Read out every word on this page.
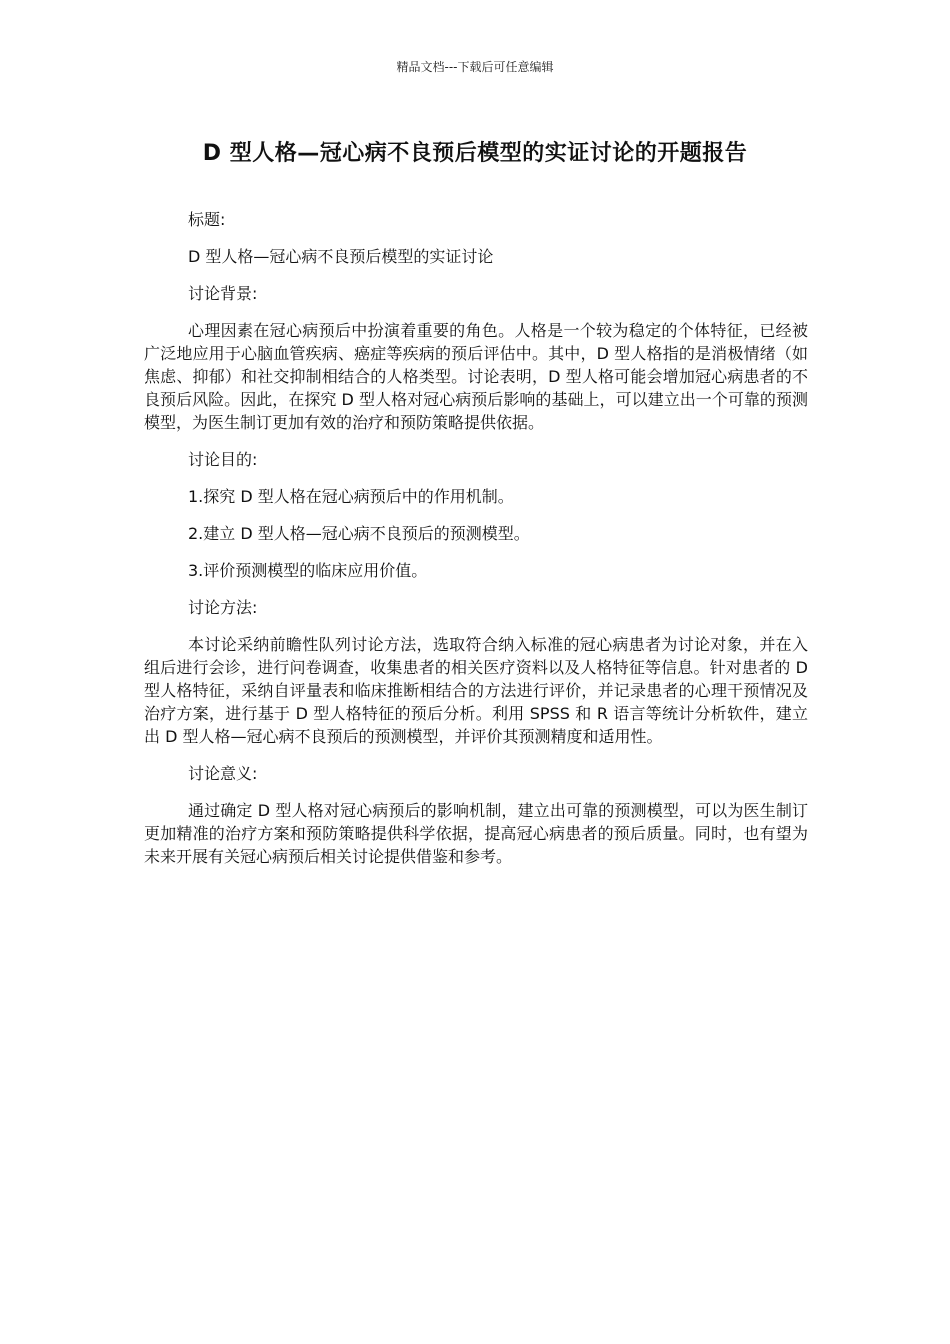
精品文档---下载后可任意编辑
D 型人格—冠心病不良预后模型的实证讨论的开题报告

标题:

D 型人格—冠心病不良预后模型的实证讨论

讨论背景:

心理因素在冠心病预后中扮演着重要的角色。人格是一个较为稳定的个体特征，已经被广泛地应用于心脑血管疾病、癌症等疾病的预后评估中。其中，D 型人格指的是消极情绪（如焦虑、抑郁）和社交抑制相结合的人格类型。讨论表明，D 型人格可能会增加冠心病患者的不良预后风险。因此，在探究 D 型人格对冠心病预后影响的基础上，可以建立出一个可靠的预测模型，为医生制订更加有效的治疗和预防策略提供依据。

讨论目的:

1.探究 D 型人格在冠心病预后中的作用机制。

2.建立 D 型人格—冠心病不良预后的预测模型。

3.评价预测模型的临床应用价值。

讨论方法:

本讨论采纳前瞻性队列讨论方法，选取符合纳入标准的冠心病患者为讨论对象，并在入组后进行会诊，进行问卷调查，收集患者的相关医疗资料以及人格特征等信息。针对患者的 D 型人格特征，采纳自评量表和临床推断相结合的方法进行评价，并记录患者的心理干预情况及治疗方案，进行基于 D 型人格特征的预后分析。利用 SPSS 和 R 语言等统计分析软件，建立出 D 型人格—冠心病不良预后的预测模型，并评价其预测精度和适用性。

讨论意义:

通过确定 D 型人格对冠心病预后的影响机制，建立出可靠的预测模型，可以为医生制订更加精准的治疗方案和预防策略提供科学依据，提高冠心病患者的预后质量。同时，也有望为未来开展有关冠心病预后相关讨论提供借鉴和参考。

» **DIRECTION**:
Copy the listing word for word, excluding its pictures.

» **THE COMPLETED TASK**:
Read out every word on this page.
精品文档---下载后可任意编辑
D 型人格—冠心病不良预后模型的实证讨论的开题报告

标题:

D 型人格—冠心病不良预后模型的实证讨论

讨论背景:

心理因素在冠心病预后中扮演着重要的角色。人格是一个较为稳定的个体特征，已经被广泛地应用于心脑血管疾病、癌症等疾病的预后评估中。其中，D 型人格指的是消极情绪（如焦虑、抑郁）和社交抑制相结合的人格类型。讨论表明，D 型人格可能会增加冠心病患者的不良预后风险。因此，在探究 D 型人格对冠心病预后影响的基础上，可以建立出一个可靠的预测模型，为医生制订更加有效的治疗和预防策略提供依据。

讨论目的:

1.探究 D 型人格在冠心病预后中的作用机制。

2.建立 D 型人格—冠心病不良预后的预测模型。

3.评价预测模型的临床应用价值。

讨论方法:

本讨论采纳前瞻性队列讨论方法，选取符合纳入标准的冠心病患者为讨论对象，并在入组后进行会诊，进行问卷调查，收集患者的相关医疗资料以及人格特征等信息。针对患者的 D 型人格特征，采纳自评量表和临床推断相结合的方法进行评价，并记录患者的心理干预情况及治疗方案，进行基于 D 型人格特征的预后分析。利用 SPSS 和 R 语言等统计分析软件，建立出 D 型人格—冠心病不良预后的预测模型，并评价其预测精度和适用性。

讨论意义:

通过确定 D 型人格对冠心病预后的影响机制，建立出可靠的预测模型，可以为医生制订更加精准的治疗方案和预防策略提供科学依据，提高冠心病患者的预后质量。同时，也有望为未来开展有关冠心病预后相关讨论提供借鉴和参考。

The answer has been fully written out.